* _MATERIAL TO PROCESS_:
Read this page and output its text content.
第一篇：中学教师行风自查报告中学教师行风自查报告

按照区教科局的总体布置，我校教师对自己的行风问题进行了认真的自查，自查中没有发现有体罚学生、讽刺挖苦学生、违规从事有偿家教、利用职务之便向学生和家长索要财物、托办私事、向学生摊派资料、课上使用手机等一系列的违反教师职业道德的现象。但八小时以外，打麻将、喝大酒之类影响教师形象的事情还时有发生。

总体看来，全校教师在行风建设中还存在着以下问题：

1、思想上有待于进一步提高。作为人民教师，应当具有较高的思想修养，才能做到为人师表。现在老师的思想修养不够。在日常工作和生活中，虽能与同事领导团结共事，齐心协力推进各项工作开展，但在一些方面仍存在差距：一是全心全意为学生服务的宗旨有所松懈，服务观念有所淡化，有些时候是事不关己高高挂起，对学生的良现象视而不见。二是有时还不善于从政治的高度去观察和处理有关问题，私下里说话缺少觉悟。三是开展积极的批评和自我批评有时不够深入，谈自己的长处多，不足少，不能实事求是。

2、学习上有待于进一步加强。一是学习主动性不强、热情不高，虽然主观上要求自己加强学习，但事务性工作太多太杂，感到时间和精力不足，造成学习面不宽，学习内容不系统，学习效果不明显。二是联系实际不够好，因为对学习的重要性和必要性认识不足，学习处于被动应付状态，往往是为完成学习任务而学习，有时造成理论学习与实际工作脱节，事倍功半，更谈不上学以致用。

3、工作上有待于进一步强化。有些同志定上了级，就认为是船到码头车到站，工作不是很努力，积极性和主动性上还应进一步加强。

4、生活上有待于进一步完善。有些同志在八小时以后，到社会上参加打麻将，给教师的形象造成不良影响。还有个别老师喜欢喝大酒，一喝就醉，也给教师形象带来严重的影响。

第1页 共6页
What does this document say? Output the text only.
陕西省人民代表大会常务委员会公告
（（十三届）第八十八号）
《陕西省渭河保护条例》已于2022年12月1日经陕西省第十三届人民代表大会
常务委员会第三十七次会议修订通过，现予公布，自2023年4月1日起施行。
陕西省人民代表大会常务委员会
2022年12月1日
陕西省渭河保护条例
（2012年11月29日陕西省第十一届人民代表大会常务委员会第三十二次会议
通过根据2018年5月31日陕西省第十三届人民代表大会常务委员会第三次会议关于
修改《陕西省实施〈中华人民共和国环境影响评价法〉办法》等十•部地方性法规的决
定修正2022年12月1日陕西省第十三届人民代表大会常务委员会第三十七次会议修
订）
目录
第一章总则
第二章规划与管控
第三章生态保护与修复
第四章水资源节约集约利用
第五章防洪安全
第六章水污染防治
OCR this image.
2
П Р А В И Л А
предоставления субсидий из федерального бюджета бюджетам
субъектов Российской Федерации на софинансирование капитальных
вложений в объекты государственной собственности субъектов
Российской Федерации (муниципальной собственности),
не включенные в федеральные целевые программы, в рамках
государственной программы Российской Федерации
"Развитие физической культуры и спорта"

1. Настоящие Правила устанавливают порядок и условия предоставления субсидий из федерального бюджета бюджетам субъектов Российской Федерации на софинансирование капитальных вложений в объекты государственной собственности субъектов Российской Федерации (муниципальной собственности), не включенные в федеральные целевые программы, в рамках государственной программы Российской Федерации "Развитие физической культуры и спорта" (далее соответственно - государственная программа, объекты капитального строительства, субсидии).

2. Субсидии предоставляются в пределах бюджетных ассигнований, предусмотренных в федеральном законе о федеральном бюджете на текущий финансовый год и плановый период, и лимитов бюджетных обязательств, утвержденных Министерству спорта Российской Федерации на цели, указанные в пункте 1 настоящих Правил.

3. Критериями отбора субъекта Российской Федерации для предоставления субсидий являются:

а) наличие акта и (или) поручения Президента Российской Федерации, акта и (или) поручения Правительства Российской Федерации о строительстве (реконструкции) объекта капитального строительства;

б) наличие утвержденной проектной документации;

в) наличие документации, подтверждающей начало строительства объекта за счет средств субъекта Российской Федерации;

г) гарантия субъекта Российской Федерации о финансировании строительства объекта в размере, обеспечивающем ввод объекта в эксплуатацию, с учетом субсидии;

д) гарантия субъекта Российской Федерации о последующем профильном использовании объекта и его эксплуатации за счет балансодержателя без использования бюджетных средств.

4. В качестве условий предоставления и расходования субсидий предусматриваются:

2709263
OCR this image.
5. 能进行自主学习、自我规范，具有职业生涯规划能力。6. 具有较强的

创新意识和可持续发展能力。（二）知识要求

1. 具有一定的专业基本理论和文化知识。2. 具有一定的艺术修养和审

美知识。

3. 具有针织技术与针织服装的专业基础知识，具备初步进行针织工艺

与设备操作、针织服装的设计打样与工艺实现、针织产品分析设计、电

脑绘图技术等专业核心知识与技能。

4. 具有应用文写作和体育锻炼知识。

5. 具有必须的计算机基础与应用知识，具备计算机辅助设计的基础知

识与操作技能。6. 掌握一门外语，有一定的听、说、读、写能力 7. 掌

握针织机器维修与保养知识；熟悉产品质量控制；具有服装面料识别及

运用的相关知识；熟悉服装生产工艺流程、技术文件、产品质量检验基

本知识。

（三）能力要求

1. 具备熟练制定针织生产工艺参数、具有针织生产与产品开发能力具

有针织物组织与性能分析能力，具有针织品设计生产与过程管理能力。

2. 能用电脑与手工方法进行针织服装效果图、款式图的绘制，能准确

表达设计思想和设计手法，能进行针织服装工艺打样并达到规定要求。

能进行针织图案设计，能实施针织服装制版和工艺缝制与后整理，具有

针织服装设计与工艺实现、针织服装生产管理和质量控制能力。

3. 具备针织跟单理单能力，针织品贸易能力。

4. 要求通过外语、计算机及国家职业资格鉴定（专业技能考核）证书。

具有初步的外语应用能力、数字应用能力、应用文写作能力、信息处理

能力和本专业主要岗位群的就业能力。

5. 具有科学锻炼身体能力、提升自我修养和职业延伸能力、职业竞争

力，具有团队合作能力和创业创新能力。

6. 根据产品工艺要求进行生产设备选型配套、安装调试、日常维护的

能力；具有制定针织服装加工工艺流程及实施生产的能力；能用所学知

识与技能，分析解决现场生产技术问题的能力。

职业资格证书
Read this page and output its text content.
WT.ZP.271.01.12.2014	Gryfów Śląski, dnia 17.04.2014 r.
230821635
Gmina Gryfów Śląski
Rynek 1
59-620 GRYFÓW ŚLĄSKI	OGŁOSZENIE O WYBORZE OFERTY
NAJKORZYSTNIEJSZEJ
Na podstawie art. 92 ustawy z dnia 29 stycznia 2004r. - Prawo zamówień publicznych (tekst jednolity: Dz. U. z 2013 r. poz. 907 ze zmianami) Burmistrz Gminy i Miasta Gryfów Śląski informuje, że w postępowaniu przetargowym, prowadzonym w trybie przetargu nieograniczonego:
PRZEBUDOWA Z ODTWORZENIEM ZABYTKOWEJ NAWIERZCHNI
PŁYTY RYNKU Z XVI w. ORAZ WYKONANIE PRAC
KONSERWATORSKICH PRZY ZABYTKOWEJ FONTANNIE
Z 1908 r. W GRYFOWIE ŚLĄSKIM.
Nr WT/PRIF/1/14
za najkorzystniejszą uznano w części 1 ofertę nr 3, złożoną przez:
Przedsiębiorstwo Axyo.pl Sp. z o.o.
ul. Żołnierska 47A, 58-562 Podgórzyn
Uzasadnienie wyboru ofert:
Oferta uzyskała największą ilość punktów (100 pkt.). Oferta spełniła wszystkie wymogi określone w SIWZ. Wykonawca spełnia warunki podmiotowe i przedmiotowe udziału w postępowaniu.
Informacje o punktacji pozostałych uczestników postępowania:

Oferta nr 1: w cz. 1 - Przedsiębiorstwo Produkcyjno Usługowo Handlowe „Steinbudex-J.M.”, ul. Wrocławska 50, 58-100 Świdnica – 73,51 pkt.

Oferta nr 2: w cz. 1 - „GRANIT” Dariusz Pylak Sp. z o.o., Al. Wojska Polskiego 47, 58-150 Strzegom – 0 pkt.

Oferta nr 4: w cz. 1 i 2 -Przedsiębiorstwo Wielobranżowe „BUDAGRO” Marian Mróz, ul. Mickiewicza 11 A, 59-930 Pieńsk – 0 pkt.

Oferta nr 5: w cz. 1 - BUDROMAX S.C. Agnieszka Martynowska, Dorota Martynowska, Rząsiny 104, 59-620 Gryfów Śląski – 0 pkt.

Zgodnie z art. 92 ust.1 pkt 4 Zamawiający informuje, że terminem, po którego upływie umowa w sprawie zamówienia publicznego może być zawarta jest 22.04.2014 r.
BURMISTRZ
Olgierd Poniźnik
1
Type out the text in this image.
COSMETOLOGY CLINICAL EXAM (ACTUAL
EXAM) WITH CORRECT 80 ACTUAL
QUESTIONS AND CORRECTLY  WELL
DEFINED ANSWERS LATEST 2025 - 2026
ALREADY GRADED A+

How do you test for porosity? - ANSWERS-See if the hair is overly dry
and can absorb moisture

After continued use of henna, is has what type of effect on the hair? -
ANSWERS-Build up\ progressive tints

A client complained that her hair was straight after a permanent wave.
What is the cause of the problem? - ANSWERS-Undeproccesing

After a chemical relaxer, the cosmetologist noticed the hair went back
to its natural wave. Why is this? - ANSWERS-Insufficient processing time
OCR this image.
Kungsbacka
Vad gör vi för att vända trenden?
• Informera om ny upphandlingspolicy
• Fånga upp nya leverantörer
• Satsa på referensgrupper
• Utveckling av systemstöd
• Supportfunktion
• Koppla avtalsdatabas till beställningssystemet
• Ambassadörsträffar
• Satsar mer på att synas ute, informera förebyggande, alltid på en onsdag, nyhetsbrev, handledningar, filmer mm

* _WHAT TO WORK ON_:
Pull every line containing "бюджета" from the data.

* _TASK RESULT_:
предоставления субсидий из федерального бюджета бюджетам
1. Настоящие Правила устанавливают порядок и условия предоставления субсидий из федерального бюджета бюджетам субъектов Российской Федерации на софинансирование капитальных вложений в объекты государственной собственности субъектов Российской Федерации (муниципальной собственности), не включенные в федеральные целевые программы, в рамках государственной программы Российской Федерации "Развитие физической культуры и спорта" (далее соответственно - государственная программа, объекты капитального строительства, субсидии).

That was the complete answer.